### Objective
Print every entry word for word, but omit the pictures.

Entries from a visual dataset:

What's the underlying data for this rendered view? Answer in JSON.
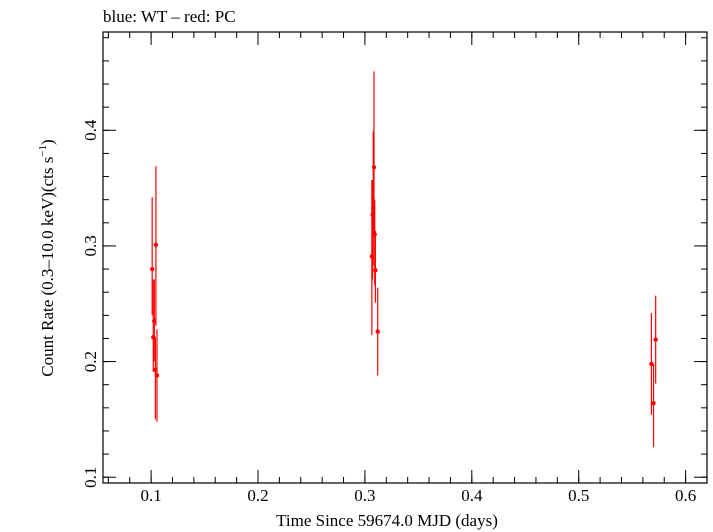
{
  "chart_data": {
    "type": "scatter",
    "title": "blue: WT – red: PC",
    "xlabel": "Time Since 59674.0 MJD (days)",
    "ylabel_main": "Count Rate (0.3–10.0 keV)(cts s",
    "ylabel_sup": "−1",
    "ylabel_close": ")",
    "xlim": [
      0.055,
      0.62
    ],
    "ylim": [
      0.095,
      0.485
    ],
    "xticks": [
      0.1,
      0.2,
      0.3,
      0.4,
      0.5,
      0.6
    ],
    "xtick_labels": [
      "0.1",
      "0.2",
      "0.3",
      "0.4",
      "0.5",
      "0.6"
    ],
    "yticks": [
      0.1,
      0.2,
      0.3,
      0.4
    ],
    "ytick_labels": [
      "0.1",
      "0.2",
      "0.3",
      "0.4"
    ],
    "x_minor_step": 0.02,
    "y_minor_step": 0.02,
    "series": [
      {
        "name": "PC",
        "color": "#ff0000",
        "points": [
          {
            "x": 0.101,
            "y": 0.28,
            "yerr_lo": 0.04,
            "yerr_hi": 0.062
          },
          {
            "x": 0.102,
            "y": 0.221,
            "yerr_lo": 0.03,
            "yerr_hi": 0.05
          },
          {
            "x": 0.103,
            "y": 0.235,
            "yerr_lo": 0.035,
            "yerr_hi": 0.036
          },
          {
            "x": 0.104,
            "y": 0.193,
            "yerr_lo": 0.043,
            "yerr_hi": 0.028
          },
          {
            "x": 0.1045,
            "y": 0.301,
            "yerr_lo": 0.07,
            "yerr_hi": 0.068
          },
          {
            "x": 0.1055,
            "y": 0.188,
            "yerr_lo": 0.04,
            "yerr_hi": 0.04
          },
          {
            "x": 0.3065,
            "y": 0.291,
            "yerr_lo": 0.068,
            "yerr_hi": 0.066
          },
          {
            "x": 0.3072,
            "y": 0.327,
            "yerr_lo": 0.056,
            "yerr_hi": 0.03
          },
          {
            "x": 0.3078,
            "y": 0.333,
            "yerr_lo": 0.05,
            "yerr_hi": 0.066
          },
          {
            "x": 0.3085,
            "y": 0.368,
            "yerr_lo": 0.06,
            "yerr_hi": 0.083
          },
          {
            "x": 0.3092,
            "y": 0.31,
            "yerr_lo": 0.044,
            "yerr_hi": 0.03
          },
          {
            "x": 0.3098,
            "y": 0.279,
            "yerr_lo": 0.028,
            "yerr_hi": 0.034
          },
          {
            "x": 0.312,
            "y": 0.226,
            "yerr_lo": 0.038,
            "yerr_hi": 0.038
          },
          {
            "x": 0.568,
            "y": 0.198,
            "yerr_lo": 0.044,
            "yerr_hi": 0.044
          },
          {
            "x": 0.57,
            "y": 0.164,
            "yerr_lo": 0.038,
            "yerr_hi": 0.034
          },
          {
            "x": 0.572,
            "y": 0.219,
            "yerr_lo": 0.038,
            "yerr_hi": 0.038
          }
        ]
      }
    ]
  }
}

### Reply to the task
What's the underlying data for this rendered view? Answer in JSON.
{
  "chart_data": {
    "type": "scatter",
    "title": "blue: WT – red: PC",
    "xlabel": "Time Since 59674.0 MJD (days)",
    "ylabel_main": "Count Rate (0.3–10.0 keV)(cts s",
    "ylabel_sup": "−1",
    "ylabel_close": ")",
    "xlim": [
      0.055,
      0.62
    ],
    "ylim": [
      0.095,
      0.485
    ],
    "xticks": [
      0.1,
      0.2,
      0.3,
      0.4,
      0.5,
      0.6
    ],
    "xtick_labels": [
      "0.1",
      "0.2",
      "0.3",
      "0.4",
      "0.5",
      "0.6"
    ],
    "yticks": [
      0.1,
      0.2,
      0.3,
      0.4
    ],
    "ytick_labels": [
      "0.1",
      "0.2",
      "0.3",
      "0.4"
    ],
    "x_minor_step": 0.02,
    "y_minor_step": 0.02,
    "series": [
      {
        "name": "PC",
        "color": "#ff0000",
        "points": [
          {
            "x": 0.101,
            "y": 0.28,
            "yerr_lo": 0.04,
            "yerr_hi": 0.062
          },
          {
            "x": 0.102,
            "y": 0.221,
            "yerr_lo": 0.03,
            "yerr_hi": 0.05
          },
          {
            "x": 0.103,
            "y": 0.235,
            "yerr_lo": 0.035,
            "yerr_hi": 0.036
          },
          {
            "x": 0.104,
            "y": 0.193,
            "yerr_lo": 0.043,
            "yerr_hi": 0.028
          },
          {
            "x": 0.1045,
            "y": 0.301,
            "yerr_lo": 0.07,
            "yerr_hi": 0.068
          },
          {
            "x": 0.1055,
            "y": 0.188,
            "yerr_lo": 0.04,
            "yerr_hi": 0.04
          },
          {
            "x": 0.3065,
            "y": 0.291,
            "yerr_lo": 0.068,
            "yerr_hi": 0.066
          },
          {
            "x": 0.3072,
            "y": 0.327,
            "yerr_lo": 0.056,
            "yerr_hi": 0.03
          },
          {
            "x": 0.3078,
            "y": 0.333,
            "yerr_lo": 0.05,
            "yerr_hi": 0.066
          },
          {
            "x": 0.3085,
            "y": 0.368,
            "yerr_lo": 0.06,
            "yerr_hi": 0.083
          },
          {
            "x": 0.3092,
            "y": 0.31,
            "yerr_lo": 0.044,
            "yerr_hi": 0.03
          },
          {
            "x": 0.3098,
            "y": 0.279,
            "yerr_lo": 0.028,
            "yerr_hi": 0.034
          },
          {
            "x": 0.312,
            "y": 0.226,
            "yerr_lo": 0.038,
            "yerr_hi": 0.038
          },
          {
            "x": 0.568,
            "y": 0.198,
            "yerr_lo": 0.044,
            "yerr_hi": 0.044
          },
          {
            "x": 0.57,
            "y": 0.164,
            "yerr_lo": 0.038,
            "yerr_hi": 0.034
          },
          {
            "x": 0.572,
            "y": 0.219,
            "yerr_lo": 0.038,
            "yerr_hi": 0.038
          }
        ]
      }
    ]
  }
}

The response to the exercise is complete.